Word for word, restate every line of the material.
━━ Supplied material ━━
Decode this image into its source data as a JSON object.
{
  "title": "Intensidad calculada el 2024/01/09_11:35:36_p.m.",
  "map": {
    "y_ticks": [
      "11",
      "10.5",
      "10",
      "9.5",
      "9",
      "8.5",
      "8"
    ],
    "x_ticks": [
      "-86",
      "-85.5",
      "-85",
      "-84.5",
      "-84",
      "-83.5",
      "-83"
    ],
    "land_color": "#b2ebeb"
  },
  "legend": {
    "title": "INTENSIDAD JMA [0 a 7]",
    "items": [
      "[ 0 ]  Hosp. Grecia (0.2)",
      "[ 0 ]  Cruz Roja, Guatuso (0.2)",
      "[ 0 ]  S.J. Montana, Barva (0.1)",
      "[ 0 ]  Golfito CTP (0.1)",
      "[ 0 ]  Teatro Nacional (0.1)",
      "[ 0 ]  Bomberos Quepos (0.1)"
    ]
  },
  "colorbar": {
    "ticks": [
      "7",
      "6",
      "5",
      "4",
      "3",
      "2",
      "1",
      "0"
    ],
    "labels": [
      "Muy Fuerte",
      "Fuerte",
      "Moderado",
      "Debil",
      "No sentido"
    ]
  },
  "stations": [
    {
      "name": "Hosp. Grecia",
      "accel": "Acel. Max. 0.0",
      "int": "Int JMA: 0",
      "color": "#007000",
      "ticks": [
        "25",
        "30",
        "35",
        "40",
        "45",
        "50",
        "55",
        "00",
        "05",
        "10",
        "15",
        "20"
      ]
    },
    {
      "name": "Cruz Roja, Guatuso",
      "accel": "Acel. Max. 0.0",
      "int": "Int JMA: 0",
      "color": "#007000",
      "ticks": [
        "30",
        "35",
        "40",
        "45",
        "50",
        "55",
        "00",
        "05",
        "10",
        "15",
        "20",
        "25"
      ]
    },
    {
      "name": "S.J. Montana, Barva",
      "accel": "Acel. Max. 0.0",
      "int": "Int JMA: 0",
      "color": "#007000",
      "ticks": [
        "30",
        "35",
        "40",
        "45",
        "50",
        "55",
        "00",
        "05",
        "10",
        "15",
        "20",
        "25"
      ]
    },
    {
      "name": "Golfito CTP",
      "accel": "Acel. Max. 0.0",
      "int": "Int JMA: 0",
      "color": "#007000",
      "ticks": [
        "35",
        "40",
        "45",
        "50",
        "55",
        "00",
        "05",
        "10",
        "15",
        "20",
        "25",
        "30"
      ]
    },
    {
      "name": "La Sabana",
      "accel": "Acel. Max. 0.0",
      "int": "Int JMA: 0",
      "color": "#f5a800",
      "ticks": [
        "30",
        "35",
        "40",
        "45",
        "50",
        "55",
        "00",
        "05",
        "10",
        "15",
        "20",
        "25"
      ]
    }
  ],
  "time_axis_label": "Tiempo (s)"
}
━━━
# Written response
Decode this image into its source data as a JSON object.
{
  "title": "Intensidad calculada el 2024/01/09_11:35:36_p.m.",
  "map": {
    "y_ticks": [
      "11",
      "10.5",
      "10",
      "9.5",
      "9",
      "8.5",
      "8"
    ],
    "x_ticks": [
      "-86",
      "-85.5",
      "-85",
      "-84.5",
      "-84",
      "-83.5",
      "-83"
    ],
    "land_color": "#b2ebeb"
  },
  "legend": {
    "title": "INTENSIDAD JMA [0 a 7]",
    "items": [
      "[ 0 ]  Hosp. Grecia (0.2)",
      "[ 0 ]  Cruz Roja, Guatuso (0.2)",
      "[ 0 ]  S.J. Montana, Barva (0.1)",
      "[ 0 ]  Golfito CTP (0.1)",
      "[ 0 ]  Teatro Nacional (0.1)",
      "[ 0 ]  Bomberos Quepos (0.1)"
    ]
  },
  "colorbar": {
    "ticks": [
      "7",
      "6",
      "5",
      "4",
      "3",
      "2",
      "1",
      "0"
    ],
    "labels": [
      "Muy Fuerte",
      "Fuerte",
      "Moderado",
      "Debil",
      "No sentido"
    ]
  },
  "stations": [
    {
      "name": "Hosp. Grecia",
      "accel": "Acel. Max. 0.0",
      "int": "Int JMA: 0",
      "color": "#007000",
      "ticks": [
        "25",
        "30",
        "35",
        "40",
        "45",
        "50",
        "55",
        "00",
        "05",
        "10",
        "15",
        "20"
      ]
    },
    {
      "name": "Cruz Roja, Guatuso",
      "accel": "Acel. Max. 0.0",
      "int": "Int JMA: 0",
      "color": "#007000",
      "ticks": [
        "30",
        "35",
        "40",
        "45",
        "50",
        "55",
        "00",
        "05",
        "10",
        "15",
        "20",
        "25"
      ]
    },
    {
      "name": "S.J. Montana, Barva",
      "accel": "Acel. Max. 0.0",
      "int": "Int JMA: 0",
      "color": "#007000",
      "ticks": [
        "30",
        "35",
        "40",
        "45",
        "50",
        "55",
        "00",
        "05",
        "10",
        "15",
        "20",
        "25"
      ]
    },
    {
      "name": "Golfito CTP",
      "accel": "Acel. Max. 0.0",
      "int": "Int JMA: 0",
      "color": "#007000",
      "ticks": [
        "35",
        "40",
        "45",
        "50",
        "55",
        "00",
        "05",
        "10",
        "15",
        "20",
        "25",
        "30"
      ]
    },
    {
      "name": "La Sabana",
      "accel": "Acel. Max. 0.0",
      "int": "Int JMA: 0",
      "color": "#f5a800",
      "ticks": [
        "30",
        "35",
        "40",
        "45",
        "50",
        "55",
        "00",
        "05",
        "10",
        "15",
        "20",
        "25"
      ]
    }
  ],
  "time_axis_label": "Tiempo (s)"
}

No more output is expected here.